PROBLEM STATEMENT
Return the full material exactly.

RECORDS TO USE
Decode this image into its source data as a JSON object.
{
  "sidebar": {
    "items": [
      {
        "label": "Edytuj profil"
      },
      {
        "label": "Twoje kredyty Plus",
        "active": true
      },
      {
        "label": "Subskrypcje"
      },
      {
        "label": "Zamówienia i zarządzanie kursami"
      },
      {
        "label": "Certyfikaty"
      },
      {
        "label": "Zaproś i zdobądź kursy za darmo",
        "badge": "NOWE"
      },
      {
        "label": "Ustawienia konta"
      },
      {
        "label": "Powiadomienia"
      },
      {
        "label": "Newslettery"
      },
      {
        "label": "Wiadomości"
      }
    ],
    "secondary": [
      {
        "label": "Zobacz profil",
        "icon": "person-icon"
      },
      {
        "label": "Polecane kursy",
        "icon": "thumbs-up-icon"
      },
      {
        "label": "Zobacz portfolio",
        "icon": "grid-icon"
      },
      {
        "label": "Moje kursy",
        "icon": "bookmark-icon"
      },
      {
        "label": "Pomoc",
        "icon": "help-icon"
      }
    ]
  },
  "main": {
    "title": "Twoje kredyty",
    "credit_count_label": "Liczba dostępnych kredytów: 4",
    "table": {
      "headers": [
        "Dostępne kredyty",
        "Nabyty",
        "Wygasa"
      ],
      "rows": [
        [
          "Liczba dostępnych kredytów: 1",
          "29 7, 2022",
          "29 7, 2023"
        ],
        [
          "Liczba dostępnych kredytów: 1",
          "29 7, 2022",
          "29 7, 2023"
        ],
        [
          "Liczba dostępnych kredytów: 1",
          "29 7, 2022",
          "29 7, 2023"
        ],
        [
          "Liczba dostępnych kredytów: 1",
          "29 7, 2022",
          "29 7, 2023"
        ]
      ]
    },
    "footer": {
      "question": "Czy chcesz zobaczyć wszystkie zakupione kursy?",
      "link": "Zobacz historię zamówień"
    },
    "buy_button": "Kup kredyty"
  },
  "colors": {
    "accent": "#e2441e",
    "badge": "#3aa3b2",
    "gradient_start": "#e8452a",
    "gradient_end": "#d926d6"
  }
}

EXERCISE RESPONSE
Decode this image into its source data as a JSON object.
{
  "sidebar": {
    "items": [
      {
        "label": "Edytuj profil"
      },
      {
        "label": "Twoje kredyty Plus",
        "active": true
      },
      {
        "label": "Subskrypcje"
      },
      {
        "label": "Zamówienia i zarządzanie kursami"
      },
      {
        "label": "Certyfikaty"
      },
      {
        "label": "Zaproś i zdobądź kursy za darmo",
        "badge": "NOWE"
      },
      {
        "label": "Ustawienia konta"
      },
      {
        "label": "Powiadomienia"
      },
      {
        "label": "Newslettery"
      },
      {
        "label": "Wiadomości"
      }
    ],
    "secondary": [
      {
        "label": "Zobacz profil",
        "icon": "person-icon"
      },
      {
        "label": "Polecane kursy",
        "icon": "thumbs-up-icon"
      },
      {
        "label": "Zobacz portfolio",
        "icon": "grid-icon"
      },
      {
        "label": "Moje kursy",
        "icon": "bookmark-icon"
      },
      {
        "label": "Pomoc",
        "icon": "help-icon"
      }
    ]
  },
  "main": {
    "title": "Twoje kredyty",
    "credit_count_label": "Liczba dostępnych kredytów: 4",
    "table": {
      "headers": [
        "Dostępne kredyty",
        "Nabyty",
        "Wygasa"
      ],
      "rows": [
        [
          "Liczba dostępnych kredytów: 1",
          "29 7, 2022",
          "29 7, 2023"
        ],
        [
          "Liczba dostępnych kredytów: 1",
          "29 7, 2022",
          "29 7, 2023"
        ],
        [
          "Liczba dostępnych kredytów: 1",
          "29 7, 2022",
          "29 7, 2023"
        ],
        [
          "Liczba dostępnych kredytów: 1",
          "29 7, 2022",
          "29 7, 2023"
        ]
      ]
    },
    "footer": {
      "question": "Czy chcesz zobaczyć wszystkie zakupione kursy?",
      "link": "Zobacz historię zamówień"
    },
    "buy_button": "Kup kredyty"
  },
  "colors": {
    "accent": "#e2441e",
    "badge": "#3aa3b2",
    "gradient_start": "#e8452a",
    "gradient_end": "#d926d6"
  }
}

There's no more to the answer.